• The exercise:
In this exercise, reproduce all the entries that follow exactly.

## begin Information shown

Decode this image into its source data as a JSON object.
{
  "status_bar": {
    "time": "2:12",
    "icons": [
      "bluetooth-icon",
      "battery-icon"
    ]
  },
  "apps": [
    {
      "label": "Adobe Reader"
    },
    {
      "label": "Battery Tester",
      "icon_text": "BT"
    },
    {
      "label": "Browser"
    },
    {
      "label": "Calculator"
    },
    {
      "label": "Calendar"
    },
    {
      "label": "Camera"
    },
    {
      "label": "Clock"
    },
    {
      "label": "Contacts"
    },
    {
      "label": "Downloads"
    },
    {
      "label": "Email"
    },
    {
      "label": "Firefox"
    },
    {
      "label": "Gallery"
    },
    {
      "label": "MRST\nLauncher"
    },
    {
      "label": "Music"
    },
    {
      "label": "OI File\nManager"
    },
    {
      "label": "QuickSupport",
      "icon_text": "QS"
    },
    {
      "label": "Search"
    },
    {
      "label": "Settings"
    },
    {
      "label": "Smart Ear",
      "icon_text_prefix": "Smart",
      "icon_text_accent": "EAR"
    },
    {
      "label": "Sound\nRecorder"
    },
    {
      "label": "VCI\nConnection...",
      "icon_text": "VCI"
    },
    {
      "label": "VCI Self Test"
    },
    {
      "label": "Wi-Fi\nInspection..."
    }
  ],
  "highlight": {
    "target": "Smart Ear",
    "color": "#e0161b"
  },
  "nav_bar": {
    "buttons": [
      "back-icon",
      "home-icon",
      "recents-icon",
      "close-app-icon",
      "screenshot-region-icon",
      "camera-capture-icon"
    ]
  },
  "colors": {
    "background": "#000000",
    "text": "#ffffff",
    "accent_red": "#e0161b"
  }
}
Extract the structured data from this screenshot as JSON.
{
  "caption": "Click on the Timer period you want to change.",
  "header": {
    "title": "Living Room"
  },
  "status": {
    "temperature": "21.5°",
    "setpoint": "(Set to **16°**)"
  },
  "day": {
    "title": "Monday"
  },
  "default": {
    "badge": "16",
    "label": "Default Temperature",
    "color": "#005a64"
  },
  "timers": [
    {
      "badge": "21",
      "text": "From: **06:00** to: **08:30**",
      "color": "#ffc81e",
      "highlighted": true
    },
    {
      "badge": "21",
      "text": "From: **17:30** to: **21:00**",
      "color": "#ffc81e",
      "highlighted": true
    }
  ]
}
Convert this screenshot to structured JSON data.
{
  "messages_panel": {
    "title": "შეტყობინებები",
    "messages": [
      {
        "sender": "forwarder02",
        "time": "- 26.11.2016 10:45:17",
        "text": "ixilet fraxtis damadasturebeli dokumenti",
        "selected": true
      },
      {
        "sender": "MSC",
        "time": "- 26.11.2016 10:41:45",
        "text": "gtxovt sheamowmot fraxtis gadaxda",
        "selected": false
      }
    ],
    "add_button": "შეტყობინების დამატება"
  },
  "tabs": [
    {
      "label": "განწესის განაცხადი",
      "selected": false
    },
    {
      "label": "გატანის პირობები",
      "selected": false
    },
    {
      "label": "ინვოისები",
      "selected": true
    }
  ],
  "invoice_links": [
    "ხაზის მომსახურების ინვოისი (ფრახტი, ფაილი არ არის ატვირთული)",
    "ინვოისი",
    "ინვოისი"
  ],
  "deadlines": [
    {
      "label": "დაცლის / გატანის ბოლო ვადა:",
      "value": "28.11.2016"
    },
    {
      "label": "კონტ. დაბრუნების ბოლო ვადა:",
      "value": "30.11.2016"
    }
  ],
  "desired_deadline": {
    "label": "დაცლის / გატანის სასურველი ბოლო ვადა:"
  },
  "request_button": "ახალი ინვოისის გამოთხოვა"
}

## end Information shown

• Answer for this exercise:
Decode this image into its source data as a JSON object.
{
  "status_bar": {
    "time": "2:12",
    "icons": [
      "bluetooth-icon",
      "battery-icon"
    ]
  },
  "apps": [
    {
      "label": "Adobe Reader"
    },
    {
      "label": "Battery Tester",
      "icon_text": "BT"
    },
    {
      "label": "Browser"
    },
    {
      "label": "Calculator"
    },
    {
      "label": "Calendar"
    },
    {
      "label": "Camera"
    },
    {
      "label": "Clock"
    },
    {
      "label": "Contacts"
    },
    {
      "label": "Downloads"
    },
    {
      "label": "Email"
    },
    {
      "label": "Firefox"
    },
    {
      "label": "Gallery"
    },
    {
      "label": "MRST\nLauncher"
    },
    {
      "label": "Music"
    },
    {
      "label": "OI File\nManager"
    },
    {
      "label": "QuickSupport",
      "icon_text": "QS"
    },
    {
      "label": "Search"
    },
    {
      "label": "Settings"
    },
    {
      "label": "Smart Ear",
      "icon_text_prefix": "Smart",
      "icon_text_accent": "EAR"
    },
    {
      "label": "Sound\nRecorder"
    },
    {
      "label": "VCI\nConnection...",
      "icon_text": "VCI"
    },
    {
      "label": "VCI Self Test"
    },
    {
      "label": "Wi-Fi\nInspection..."
    }
  ],
  "highlight": {
    "target": "Smart Ear",
    "color": "#e0161b"
  },
  "nav_bar": {
    "buttons": [
      "back-icon",
      "home-icon",
      "recents-icon",
      "close-app-icon",
      "screenshot-region-icon",
      "camera-capture-icon"
    ]
  },
  "colors": {
    "background": "#000000",
    "text": "#ffffff",
    "accent_red": "#e0161b"
  }
}
Extract the structured data from this screenshot as JSON.
{
  "caption": "Click on the Timer period you want to change.",
  "header": {
    "title": "Living Room"
  },
  "status": {
    "temperature": "21.5°",
    "setpoint": "(Set to **16°**)"
  },
  "day": {
    "title": "Monday"
  },
  "default": {
    "badge": "16",
    "label": "Default Temperature",
    "color": "#005a64"
  },
  "timers": [
    {
      "badge": "21",
      "text": "From: **06:00** to: **08:30**",
      "color": "#ffc81e",
      "highlighted": true
    },
    {
      "badge": "21",
      "text": "From: **17:30** to: **21:00**",
      "color": "#ffc81e",
      "highlighted": true
    }
  ]
}
Convert this screenshot to structured JSON data.
{
  "messages_panel": {
    "title": "შეტყობინებები",
    "messages": [
      {
        "sender": "forwarder02",
        "time": "- 26.11.2016 10:45:17",
        "text": "ixilet fraxtis damadasturebeli dokumenti",
        "selected": true
      },
      {
        "sender": "MSC",
        "time": "- 26.11.2016 10:41:45",
        "text": "gtxovt sheamowmot fraxtis gadaxda",
        "selected": false
      }
    ],
    "add_button": "შეტყობინების დამატება"
  },
  "tabs": [
    {
      "label": "განწესის განაცხადი",
      "selected": false
    },
    {
      "label": "გატანის პირობები",
      "selected": false
    },
    {
      "label": "ინვოისები",
      "selected": true
    }
  ],
  "invoice_links": [
    "ხაზის მომსახურების ინვოისი (ფრახტი, ფაილი არ არის ატვირთული)",
    "ინვოისი",
    "ინვოისი"
  ],
  "deadlines": [
    {
      "label": "დაცლის / გატანის ბოლო ვადა:",
      "value": "28.11.2016"
    },
    {
      "label": "კონტ. დაბრუნების ბოლო ვადა:",
      "value": "30.11.2016"
    }
  ],
  "desired_deadline": {
    "label": "დაცლის / გატანის სასურველი ბოლო ვადა:"
  },
  "request_button": "ახალი ინვოისის გამოთხოვა"
}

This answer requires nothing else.